━━━━━ MATERIAL FOR THIS EXERCISE ━━━━━

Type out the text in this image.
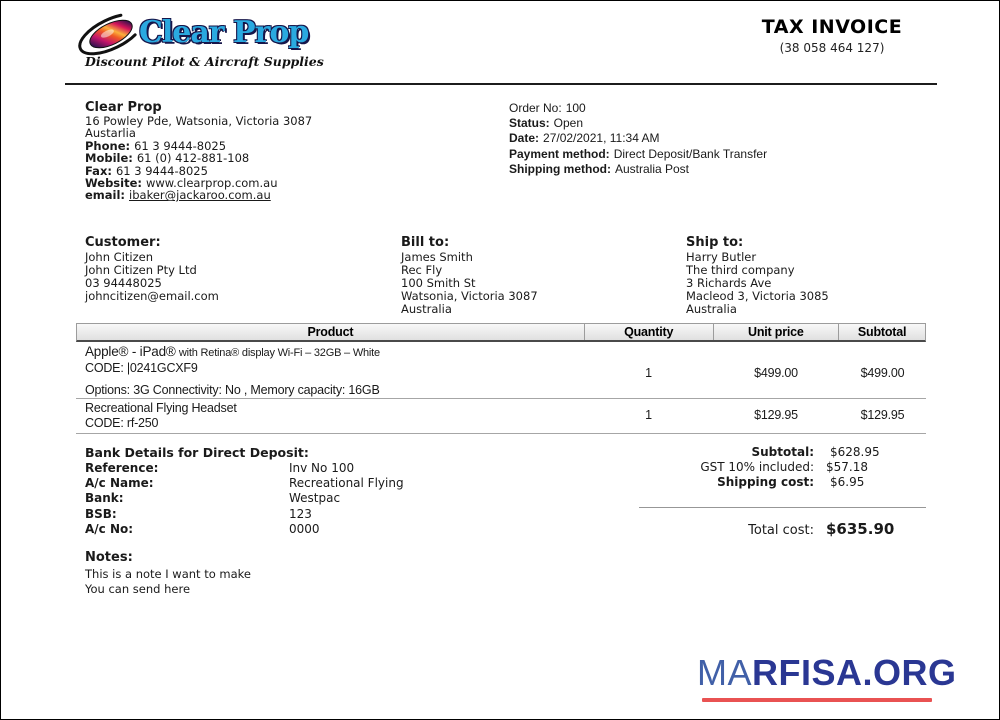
Clear Prop
Discount Pilot & Aircraft Supplies
TAX INVOICE
(38 058 464 127)
Clear Prop
16 Powley Pde, Watsonia, Victoria 3087
Austarlia
Phone: 61 3 9444-8025
Mobile: 61 (0) 412-881-108
Fax: 61 3 9444-8025
Website: www.clearprop.com.au
email: ibaker@jackaroo.com.au
Order No: 100
Status: Open
Date: 27/02/2021, 11:34 AM
Payment method: Direct Deposit/Bank Transfer
Shipping method: Australia Post
Customer:
John Citizen
John Citizen Pty Ltd
03 94448025
johncitizen@email.com
Bill to:
James Smith
Rec Fly
100 Smith St
Watsonia, Victoria 3087
Australia
Ship to:
Harry Butler
The third company
3 Richards Ave
Macleod 3, Victoria 3085
Australia
Product	Quantity	Unit price	Subtotal
Apple® - iPad® with Retina® display Wi-Fi – 32GB – White
CODE: |0241GCXF9
Options: 3G Connectivity: No , Memory capacity: 16GB
1	$499.00	$499.00
Recreational Flying Headset
CODE: rf-250
1	$129.95	$129.95
Bank Details for Direct Deposit:
Reference:	Inv No 100
A/c Name:	Recreational Flying
Bank:	Westpac
BSB:	123
A/c No:	0000
Subtotal: $628.95
GST 10% included: $57.18
Shipping cost: $6.95
Total cost: $635.90
Notes:
This is a note I want to make
You can send here
MARFISA.ORG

━━━━━

WRITTEN TASK - Images must not appear in the copy; reproduce everything else in the records verbatim.

TASK OUTPUT -
Type out the text in this image.
Clear Prop
Discount Pilot & Aircraft Supplies
TAX INVOICE
(38 058 464 127)
Clear Prop
16 Powley Pde, Watsonia, Victoria 3087
Austarlia
Phone: 61 3 9444-8025
Mobile: 61 (0) 412-881-108
Fax: 61 3 9444-8025
Website: www.clearprop.com.au
email: ibaker@jackaroo.com.au
Order No: 100
Status: Open
Date: 27/02/2021, 11:34 AM
Payment method: Direct Deposit/Bank Transfer
Shipping method: Australia Post
Customer:
John Citizen
John Citizen Pty Ltd
03 94448025
johncitizen@email.com
Bill to:
James Smith
Rec Fly
100 Smith St
Watsonia, Victoria 3087
Australia
Ship to:
Harry Butler
The third company
3 Richards Ave
Macleod 3, Victoria 3085
Australia
Product	Quantity	Unit price	Subtotal
Apple® - iPad® with Retina® display Wi-Fi – 32GB – White
CODE: |0241GCXF9
Options: 3G Connectivity: No , Memory capacity: 16GB
1	$499.00	$499.00
Recreational Flying Headset
CODE: rf-250
1	$129.95	$129.95
Bank Details for Direct Deposit:
Reference:	Inv No 100
A/c Name:	Recreational Flying
Bank:	Westpac
BSB:	123
A/c No:	0000
Subtotal: $628.95
GST 10% included: $57.18
Shipping cost: $6.95
Total cost: $635.90
Notes:
This is a note I want to make
You can send here
MARFISA.ORG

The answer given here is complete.